Layout coordinate data

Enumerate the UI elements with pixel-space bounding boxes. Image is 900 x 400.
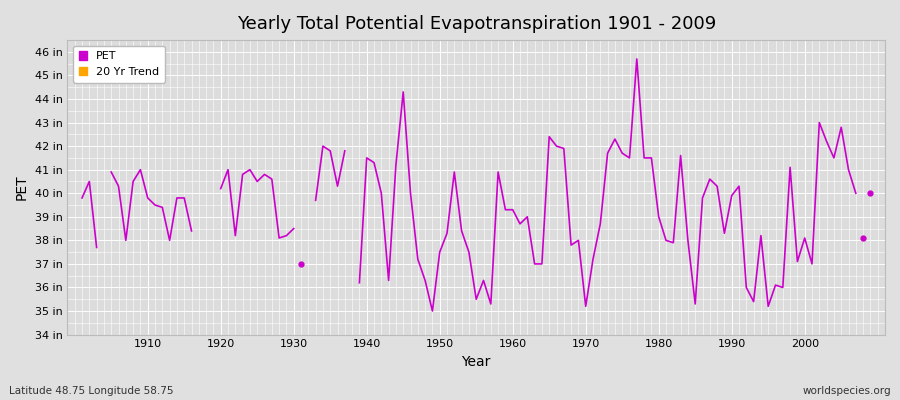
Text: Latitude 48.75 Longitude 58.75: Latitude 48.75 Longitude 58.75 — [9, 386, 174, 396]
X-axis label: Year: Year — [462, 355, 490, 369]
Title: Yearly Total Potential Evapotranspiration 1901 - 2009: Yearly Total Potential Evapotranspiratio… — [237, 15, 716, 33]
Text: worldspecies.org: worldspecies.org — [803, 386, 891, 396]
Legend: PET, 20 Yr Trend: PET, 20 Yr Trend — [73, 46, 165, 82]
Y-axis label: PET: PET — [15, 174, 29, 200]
...
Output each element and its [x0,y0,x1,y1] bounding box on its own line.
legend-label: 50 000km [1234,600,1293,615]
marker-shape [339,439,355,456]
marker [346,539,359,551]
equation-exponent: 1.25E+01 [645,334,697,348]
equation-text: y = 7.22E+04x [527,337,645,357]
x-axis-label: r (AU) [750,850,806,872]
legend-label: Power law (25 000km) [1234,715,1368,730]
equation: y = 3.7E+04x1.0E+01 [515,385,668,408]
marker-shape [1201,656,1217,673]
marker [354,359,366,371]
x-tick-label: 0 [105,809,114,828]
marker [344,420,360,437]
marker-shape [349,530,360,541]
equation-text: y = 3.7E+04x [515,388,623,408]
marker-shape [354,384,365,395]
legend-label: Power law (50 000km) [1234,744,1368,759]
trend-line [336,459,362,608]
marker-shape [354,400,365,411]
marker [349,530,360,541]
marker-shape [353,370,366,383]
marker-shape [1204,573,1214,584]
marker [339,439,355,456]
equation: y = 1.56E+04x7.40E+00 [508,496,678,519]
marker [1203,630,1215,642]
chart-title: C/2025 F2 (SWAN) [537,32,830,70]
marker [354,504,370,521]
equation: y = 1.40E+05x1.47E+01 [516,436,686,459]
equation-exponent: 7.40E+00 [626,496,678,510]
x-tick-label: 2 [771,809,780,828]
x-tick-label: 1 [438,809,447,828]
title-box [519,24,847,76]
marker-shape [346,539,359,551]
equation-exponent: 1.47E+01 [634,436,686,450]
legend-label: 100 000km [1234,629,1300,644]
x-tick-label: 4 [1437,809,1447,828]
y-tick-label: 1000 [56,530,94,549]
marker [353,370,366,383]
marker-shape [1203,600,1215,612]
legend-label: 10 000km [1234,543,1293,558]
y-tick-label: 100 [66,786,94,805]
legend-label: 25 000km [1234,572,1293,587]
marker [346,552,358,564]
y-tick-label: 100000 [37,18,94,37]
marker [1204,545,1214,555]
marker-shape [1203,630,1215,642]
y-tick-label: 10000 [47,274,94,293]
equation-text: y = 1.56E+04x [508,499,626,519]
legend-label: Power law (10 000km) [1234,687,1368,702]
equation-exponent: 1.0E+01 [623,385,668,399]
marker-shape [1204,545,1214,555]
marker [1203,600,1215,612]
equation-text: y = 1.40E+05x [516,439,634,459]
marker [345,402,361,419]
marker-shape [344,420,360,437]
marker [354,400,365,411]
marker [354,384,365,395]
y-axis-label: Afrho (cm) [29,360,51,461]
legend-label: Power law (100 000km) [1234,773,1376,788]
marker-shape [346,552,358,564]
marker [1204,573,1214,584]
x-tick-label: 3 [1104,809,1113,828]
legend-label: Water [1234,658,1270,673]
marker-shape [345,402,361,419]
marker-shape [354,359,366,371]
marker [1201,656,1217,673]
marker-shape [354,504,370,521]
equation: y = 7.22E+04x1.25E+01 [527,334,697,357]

• INSTRUCTIONS TO FOLLOW:
Lay out the records from the line with "Enumerate the UI" to the line with "Y-axis label: PET: PET — [15, 174, 29, 200]", both included, as a JSON list of strings with one string per line. Skip blank lines and leave the pictures out.

• WRITTEN REPLY:
[
  "Enumerate the UI elements with pixel-space bounding boxes. Image is 900 x 400.",
  "Text: Latitude 48.75 Longitude 58.75: Latitude 48.75 Longitude 58.75 — [9, 386, 174, 396]",
  "X-axis label: Year: Year — [462, 355, 490, 369]",
  "Title: Yearly Total Potential Evapotranspiration 1901 - 2009: Yearly Total Potential Evapotranspiratio… — [237, 15, 716, 33]",
  "Text: worldspecies.org: worldspecies.org — [803, 386, 891, 396]",
  "Legend: PET, 20 Yr Trend: PET, 20 Yr Trend — [73, 46, 165, 82]",
  "Y-axis label: PET: PET — [15, 174, 29, 200]"
]